(Stored items from a collection)
○ ○ ○ ○

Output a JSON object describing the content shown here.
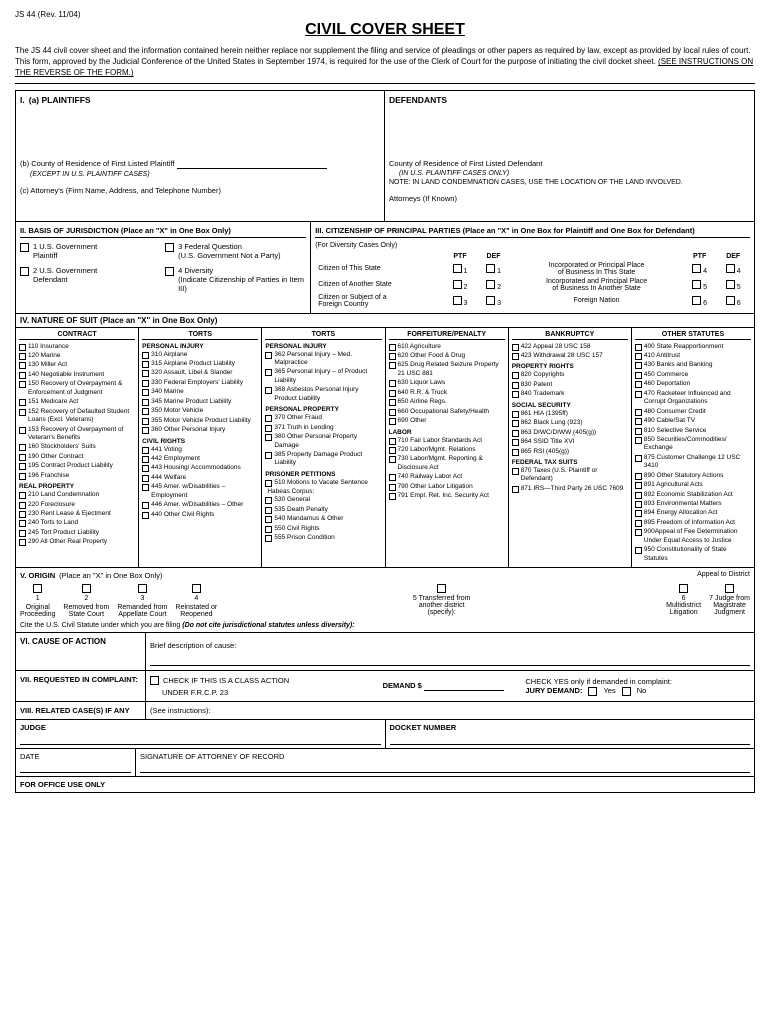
{
  "form_number": "JS 44 (Rev. 11/04)",
  "title": "CIVIL COVER SHEET",
  "intro": {
    "text": "The JS 44 civil cover sheet and the information contained herein neither replace nor supplement the filing and service of pleadings or other papers as required by law, except as provided by local rules of court. This form, approved by the Judicial Conference of the United States in September 1974, is required for the use of the Clerk of Court for the purpose of initiating the civil docket sheet.",
    "underline_text": "(SEE INSTRUCTIONS ON THE REVERSE OF THE FORM.)"
  },
  "section_i": {
    "label": "I.",
    "plaintiffs": {
      "label": "(a) PLAINTIFFS",
      "county_label": "(b) County of Residence of First Listed Plaintiff",
      "county_except": "(EXCEPT IN U.S. PLAINTIFF CASES)",
      "attorney_label": "(c) Attorney's (Firm Name, Address, and Telephone Number)"
    },
    "defendants": {
      "label": "DEFENDANTS",
      "county_label": "County of Residence of First Listed Defendant",
      "county_note": "(IN U.S. PLAINTIFF CASES ONLY)",
      "land_note": "NOTE:  IN LAND CONDEMNATION CASES, USE THE LOCATION OF THE LAND INVOLVED.",
      "attorneys_label": "Attorneys (If Known)"
    }
  },
  "section_ii": {
    "label": "II. BASIS OF JURISDICTION",
    "sublabel": "(Place an \"X\" in One Box Only)",
    "options": [
      {
        "num": "1",
        "text": "U.S. Government\nPlaintiff"
      },
      {
        "num": "3",
        "text": "Federal Question\n(U.S. Government Not a Party)"
      },
      {
        "num": "2",
        "text": "2 U.S. Government\nDefendant"
      },
      {
        "num": "4",
        "text": "4 Diversity\n(Indicate Citizenship of Parties in Item III)"
      }
    ]
  },
  "section_iii": {
    "label": "III. CITIZENSHIP OF PRINCIPAL PARTIES",
    "sublabel": "(Place an \"X\" in One Box for Plaintiff and One Box for Defendant)",
    "diversity_note": "(For Diversity Cases Only)",
    "rows": [
      {
        "label": "Citizen of This State",
        "ptf": "1",
        "def": "1",
        "description": "Incorporated or Principal Place of Business In This State",
        "ptf2": "4",
        "def2": "4"
      },
      {
        "label": "Citizen of Another State",
        "ptf": "2",
        "def": "2",
        "description": "Incorporated and Principal Place of Business In Another State",
        "ptf2": "5",
        "def2": "5"
      },
      {
        "label": "Citizen or Subject of a\nForeign Country",
        "ptf": "3",
        "def": "3",
        "description": "Foreign Nation",
        "ptf2": "6",
        "def2": "6"
      }
    ]
  },
  "section_iv": {
    "label": "IV. NATURE OF SUIT",
    "sublabel": "(Place an \"X\" in One Box Only)",
    "columns": {
      "contract": {
        "header": "CONTRACT",
        "items": [
          "110 Insurance",
          "120 Marine",
          "130 Miller Act",
          "140 Negotiable Instrument",
          "150 Recovery of Overpayment & Enforcement of Judgment",
          "151 Medicare Act",
          "152 Recovery of Defaulted Student Loans (Excl. Veterans)",
          "153 Recovery of Overpayment of Veteran's Benefits",
          "160 Stockholders' Suits",
          "190 Other Contract",
          "195 Contract Product Liability",
          "196 Franchise"
        ],
        "sub_sections": [
          {
            "header": "REAL PROPERTY",
            "items": [
              "210 Land Condemnation",
              "220 Foreclosure",
              "230 Rent Lease & Ejectment",
              "240 Torts to Land",
              "245 Tort Product Liability",
              "290 All Other Real Property"
            ]
          }
        ]
      },
      "torts": {
        "header": "TORTS",
        "sub_sections": [
          {
            "header": "PERSONAL INJURY",
            "items": [
              "310 Airplane",
              "315 Airplane Product Liability",
              "320 Assault, Libel & Slander",
              "330 Federal Employers' Liability",
              "340 Marine",
              "345 Marine Product Liability",
              "350 Motor Vehicle",
              "355 Motor Vehicle Product Liability",
              "360 Other Personal Injury"
            ]
          },
          {
            "header": "CIVIL RIGHTS",
            "items": [
              "441 Voting",
              "442 Employment",
              "443 Housing/ Accommodations",
              "444 Welfare",
              "445 Amer. w/Disabilities – Employment",
              "446 Amer. w/Disabilities – Other",
              "440 Other Civil Rights"
            ]
          }
        ]
      },
      "torts_personal_property": {
        "header": "TORTS",
        "sub_sections": [
          {
            "header": "PERSONAL INJURY",
            "items": [
              "362 Personal Injury – Med. Malpractice",
              "365 Personal Injury – of Product Liability",
              "368 Asbestos Personal Injury Product Liability"
            ]
          },
          {
            "header": "PERSONAL PROPERTY",
            "items": [
              "370 Other Fraud",
              "371 Truth in Lending",
              "380 Other Personal Property Damage",
              "385 Property Damage Product Liability"
            ]
          },
          {
            "header": "PRISONER PETITIONS",
            "items": [
              "510 Motions to Vacate Sentence",
              "Habeas Corpus:",
              "530 General",
              "535 Death Penalty",
              "540 Mandamus & Other",
              "550 Civil Rights",
              "555 Prison Condition"
            ]
          }
        ]
      },
      "forfeiture": {
        "header": "FORFEITURE/PENALTY",
        "items": [
          "610 Agriculture",
          "620 Other Food & Drug",
          "625 Drug Related Seizure Property 21 USC 881",
          "630 Liquor Laws",
          "640 R.R. & Truck",
          "650 Airline Regs.",
          "660 Occupational Safety/Health",
          "690 Other"
        ],
        "sub_sections": [
          {
            "header": "LABOR",
            "items": [
              "710 Fair Labor Standards Act",
              "720 Labor/Mgmt. Relations",
              "730 Labor/Mgmt. Reporting & Disclosure Act",
              "740 Railway Labor Act",
              "790 Other Labor Litigation",
              "791 Empl. Ret. Inc. Security Act"
            ]
          }
        ]
      },
      "bankruptcy": {
        "header": "BANKRUPTCY",
        "items": [
          "422 Appeal 28 USC 158",
          "423 Withdrawal 28 USC 157"
        ],
        "sub_sections": [
          {
            "header": "PROPERTY RIGHTS",
            "items": [
              "820 Copyrights",
              "830 Patent",
              "840 Trademark"
            ]
          },
          {
            "header": "SOCIAL SECURITY",
            "items": [
              "861 HIA (1395ff)",
              "862 Black Lung (923)",
              "863 DIWC/DIWW (405(g))",
              "864 SSID Title XVI",
              "865 RSI (405(g))"
            ]
          },
          {
            "header": "FEDERAL TAX SUITS",
            "items": [
              "870 Taxes (U.S. Plaintiff or Defendant)",
              "871 IRS—Third Party 26 USC 7609"
            ]
          }
        ]
      },
      "other_statutes": {
        "header": "OTHER STATUTES",
        "items": [
          "400 State Reapportionment",
          "410 Antitrust",
          "430 Banks and Banking",
          "450 Commerce",
          "460 Deportation",
          "470 Racketeer Influenced and Corrupt Organizations",
          "480 Consumer Credit",
          "490 Cable/Sat TV",
          "810 Selective Service",
          "850 Securities/Commodities/ Exchange",
          "875 Customer Challenge 12 USC 3410",
          "890 Other Statutory Actions",
          "891 Agricultural Acts",
          "892 Economic Stabilization Act",
          "893 Environmental Matters",
          "894 Energy Allocation Act",
          "895 Freedom of Information Act",
          "900Appeal of Fee Determination Under Equal Access to Justice",
          "950 Constitutionality of State Statutes"
        ]
      }
    }
  },
  "section_v": {
    "label": "V. ORIGIN",
    "sublabel": "(Place an \"X\" in One Box Only)",
    "options": [
      {
        "num": "1",
        "label": "Original\nProceeding"
      },
      {
        "num": "2",
        "label": ""
      },
      {
        "num": "3",
        "label": ""
      },
      {
        "num": "4",
        "label": ""
      },
      {
        "num": "5",
        "label": "5 Transferred from\nanother district\n(specify):"
      },
      {
        "num": "6",
        "label": "6\nMultidistrict\nLitigation"
      },
      {
        "num": "7",
        "label": "7 Judge from\nMagistrate\nJudgment"
      }
    ],
    "removed_label": "Removed from\nState Court",
    "remanded_label": "Remanded from\nAppellate Court",
    "reinstated_label": "Reinstated or\nReopened",
    "appeal_label": "Appeal to District",
    "cite_label": "Cite the U.S. Civil Statute under which you are filing",
    "cite_note": "(Do not cite jurisdictional statutes unless diversity):"
  },
  "section_vi": {
    "label": "VI. CAUSE OF ACTION",
    "brief_label": "Brief description of cause:"
  },
  "section_vii": {
    "label": "VII. REQUESTED IN\nCOMPLAINT:",
    "class_action_label": "CHECK IF THIS IS A CLASS ACTION",
    "under_label": "UNDER F.R.C.P. 23",
    "demand_label": "DEMAND $",
    "jury_label": "JURY DEMAND:",
    "check_yes_label": "CHECK YES only if demanded in complaint:",
    "yes_label": "Yes",
    "no_label": "No"
  },
  "section_viii": {
    "label": "VIII. RELATED CASE(S)\nIF ANY",
    "see_instructions": "(See instructions):",
    "judge_label": "JUDGE",
    "docket_label": "DOCKET NUMBER"
  },
  "bottom": {
    "date_label": "DATE",
    "signature_label": "SIGNATURE OF ATTORNEY OF RECORD",
    "office_label": "FOR OFFICE USE ONLY"
  }
}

○ ○ ○ ○

# Set exercise
In the data above, how many lines contain the string "Party"? Answer with the number only.

# Answer for the task
2